**YOUR GOAL**. Print exactly, and only, the lines running from the line containing "Read out every word on this page." through the end of the records below.

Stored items

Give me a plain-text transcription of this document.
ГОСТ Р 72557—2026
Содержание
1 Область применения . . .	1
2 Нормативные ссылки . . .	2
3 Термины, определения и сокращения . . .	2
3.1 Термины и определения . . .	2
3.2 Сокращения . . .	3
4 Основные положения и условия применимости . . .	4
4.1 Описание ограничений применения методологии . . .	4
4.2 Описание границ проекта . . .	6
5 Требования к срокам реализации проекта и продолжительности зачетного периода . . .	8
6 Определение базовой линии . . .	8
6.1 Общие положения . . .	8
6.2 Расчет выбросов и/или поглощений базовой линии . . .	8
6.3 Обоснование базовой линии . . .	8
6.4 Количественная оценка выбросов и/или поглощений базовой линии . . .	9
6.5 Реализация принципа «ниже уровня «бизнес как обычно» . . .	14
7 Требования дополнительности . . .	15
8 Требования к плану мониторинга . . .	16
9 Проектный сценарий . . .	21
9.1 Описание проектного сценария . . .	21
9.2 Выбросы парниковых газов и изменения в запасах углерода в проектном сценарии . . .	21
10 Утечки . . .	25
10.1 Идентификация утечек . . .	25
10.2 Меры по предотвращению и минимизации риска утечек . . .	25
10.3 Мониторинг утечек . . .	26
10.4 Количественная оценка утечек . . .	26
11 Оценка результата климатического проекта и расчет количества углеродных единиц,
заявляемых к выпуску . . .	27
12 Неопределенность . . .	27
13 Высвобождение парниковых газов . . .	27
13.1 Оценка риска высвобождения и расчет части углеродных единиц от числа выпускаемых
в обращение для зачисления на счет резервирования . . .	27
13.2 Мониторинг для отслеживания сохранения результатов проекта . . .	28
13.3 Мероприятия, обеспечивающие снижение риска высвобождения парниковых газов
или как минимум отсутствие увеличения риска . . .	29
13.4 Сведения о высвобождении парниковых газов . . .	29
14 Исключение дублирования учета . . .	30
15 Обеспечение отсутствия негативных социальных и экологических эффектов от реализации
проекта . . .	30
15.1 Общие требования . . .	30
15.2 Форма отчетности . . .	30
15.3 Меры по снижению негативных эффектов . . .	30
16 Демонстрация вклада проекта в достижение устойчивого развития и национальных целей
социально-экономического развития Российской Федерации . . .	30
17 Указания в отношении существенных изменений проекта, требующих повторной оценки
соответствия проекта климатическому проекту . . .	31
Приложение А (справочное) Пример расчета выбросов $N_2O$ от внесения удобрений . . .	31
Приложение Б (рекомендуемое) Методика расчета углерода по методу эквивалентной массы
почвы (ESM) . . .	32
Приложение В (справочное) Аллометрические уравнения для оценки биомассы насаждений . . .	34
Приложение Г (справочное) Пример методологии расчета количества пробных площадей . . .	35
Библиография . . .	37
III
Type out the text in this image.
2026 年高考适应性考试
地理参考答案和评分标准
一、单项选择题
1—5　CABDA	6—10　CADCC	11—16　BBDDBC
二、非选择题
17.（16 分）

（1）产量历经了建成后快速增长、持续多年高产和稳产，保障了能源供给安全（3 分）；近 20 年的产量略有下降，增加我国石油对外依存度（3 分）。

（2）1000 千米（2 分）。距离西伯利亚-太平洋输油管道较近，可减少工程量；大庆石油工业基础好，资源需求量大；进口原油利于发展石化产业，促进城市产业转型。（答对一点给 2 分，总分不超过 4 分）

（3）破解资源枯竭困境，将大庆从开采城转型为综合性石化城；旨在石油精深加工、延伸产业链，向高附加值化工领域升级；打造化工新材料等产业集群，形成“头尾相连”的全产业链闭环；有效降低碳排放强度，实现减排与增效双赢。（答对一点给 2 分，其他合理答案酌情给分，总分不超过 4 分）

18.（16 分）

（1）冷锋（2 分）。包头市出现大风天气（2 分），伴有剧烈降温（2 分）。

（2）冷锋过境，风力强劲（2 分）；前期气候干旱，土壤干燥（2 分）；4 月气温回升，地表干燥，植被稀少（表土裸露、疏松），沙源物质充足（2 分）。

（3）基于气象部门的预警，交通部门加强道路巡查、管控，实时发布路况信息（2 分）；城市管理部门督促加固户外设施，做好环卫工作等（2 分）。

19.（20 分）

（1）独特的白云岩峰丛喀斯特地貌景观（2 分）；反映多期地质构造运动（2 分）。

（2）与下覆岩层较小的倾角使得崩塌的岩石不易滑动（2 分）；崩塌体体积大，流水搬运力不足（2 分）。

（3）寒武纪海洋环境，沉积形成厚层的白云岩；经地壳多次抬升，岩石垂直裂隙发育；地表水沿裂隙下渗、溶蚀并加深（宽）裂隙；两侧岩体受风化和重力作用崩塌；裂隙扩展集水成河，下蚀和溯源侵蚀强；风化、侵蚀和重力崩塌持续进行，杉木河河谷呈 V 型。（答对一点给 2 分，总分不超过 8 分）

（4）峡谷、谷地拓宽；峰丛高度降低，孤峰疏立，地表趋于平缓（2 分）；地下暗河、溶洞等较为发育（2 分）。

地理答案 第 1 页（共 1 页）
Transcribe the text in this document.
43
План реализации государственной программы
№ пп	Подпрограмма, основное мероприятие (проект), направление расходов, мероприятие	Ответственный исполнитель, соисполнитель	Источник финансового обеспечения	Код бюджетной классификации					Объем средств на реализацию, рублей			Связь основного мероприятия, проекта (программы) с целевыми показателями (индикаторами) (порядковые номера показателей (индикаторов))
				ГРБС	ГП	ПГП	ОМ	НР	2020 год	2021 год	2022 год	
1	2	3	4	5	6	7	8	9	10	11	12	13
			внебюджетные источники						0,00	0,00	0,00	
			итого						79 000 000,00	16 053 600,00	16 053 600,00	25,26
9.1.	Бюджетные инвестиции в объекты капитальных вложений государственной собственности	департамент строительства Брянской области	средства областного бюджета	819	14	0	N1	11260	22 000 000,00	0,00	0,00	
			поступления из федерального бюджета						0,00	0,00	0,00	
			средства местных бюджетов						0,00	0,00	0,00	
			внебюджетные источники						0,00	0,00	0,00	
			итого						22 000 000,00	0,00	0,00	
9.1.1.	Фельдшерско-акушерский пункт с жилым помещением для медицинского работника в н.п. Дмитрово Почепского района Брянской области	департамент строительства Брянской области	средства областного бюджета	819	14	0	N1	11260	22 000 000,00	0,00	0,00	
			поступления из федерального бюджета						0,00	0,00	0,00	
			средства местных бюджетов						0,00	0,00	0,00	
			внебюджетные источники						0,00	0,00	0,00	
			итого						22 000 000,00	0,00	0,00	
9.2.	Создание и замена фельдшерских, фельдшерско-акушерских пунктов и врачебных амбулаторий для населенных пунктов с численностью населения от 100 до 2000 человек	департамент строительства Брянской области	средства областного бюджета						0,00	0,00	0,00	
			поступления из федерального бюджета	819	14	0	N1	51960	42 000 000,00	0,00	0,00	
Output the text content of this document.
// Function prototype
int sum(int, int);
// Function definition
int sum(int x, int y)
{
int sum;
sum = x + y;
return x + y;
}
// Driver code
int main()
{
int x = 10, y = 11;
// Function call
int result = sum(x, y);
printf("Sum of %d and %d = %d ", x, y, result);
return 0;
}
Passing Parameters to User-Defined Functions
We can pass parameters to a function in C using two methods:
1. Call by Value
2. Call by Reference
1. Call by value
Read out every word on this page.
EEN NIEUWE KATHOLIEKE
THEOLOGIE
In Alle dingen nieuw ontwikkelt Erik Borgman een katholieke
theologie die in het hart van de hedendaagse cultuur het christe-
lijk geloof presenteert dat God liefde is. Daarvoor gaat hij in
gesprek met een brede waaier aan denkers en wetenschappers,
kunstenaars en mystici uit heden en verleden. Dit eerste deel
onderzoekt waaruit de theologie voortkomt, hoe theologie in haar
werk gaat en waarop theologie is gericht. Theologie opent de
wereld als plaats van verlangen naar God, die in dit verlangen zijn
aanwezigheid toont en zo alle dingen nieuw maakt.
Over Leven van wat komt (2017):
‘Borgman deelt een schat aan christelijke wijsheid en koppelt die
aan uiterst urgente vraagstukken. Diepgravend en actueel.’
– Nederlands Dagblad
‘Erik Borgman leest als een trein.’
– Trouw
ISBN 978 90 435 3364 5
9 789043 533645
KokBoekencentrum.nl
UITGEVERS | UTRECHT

**REPLY**.
Read out every word on this page.
EEN NIEUWE KATHOLIEKE
THEOLOGIE
In Alle dingen nieuw ontwikkelt Erik Borgman een katholieke
theologie die in het hart van de hedendaagse cultuur het christe-
lijk geloof presenteert dat God liefde is. Daarvoor gaat hij in
gesprek met een brede waaier aan denkers en wetenschappers,
kunstenaars en mystici uit heden en verleden. Dit eerste deel
onderzoekt waaruit de theologie voortkomt, hoe theologie in haar
werk gaat en waarop theologie is gericht. Theologie opent de
wereld als plaats van verlangen naar God, die in dit verlangen zijn
aanwezigheid toont en zo alle dingen nieuw maakt.
Over Leven van wat komt (2017):
‘Borgman deelt een schat aan christelijke wijsheid en koppelt die
aan uiterst urgente vraagstukken. Diepgravend en actueel.’
– Nederlands Dagblad
‘Erik Borgman leest als een trein.’
– Trouw
ISBN 978 90 435 3364 5
9 789043 533645
KokBoekencentrum.nl
UITGEVERS | UTRECHT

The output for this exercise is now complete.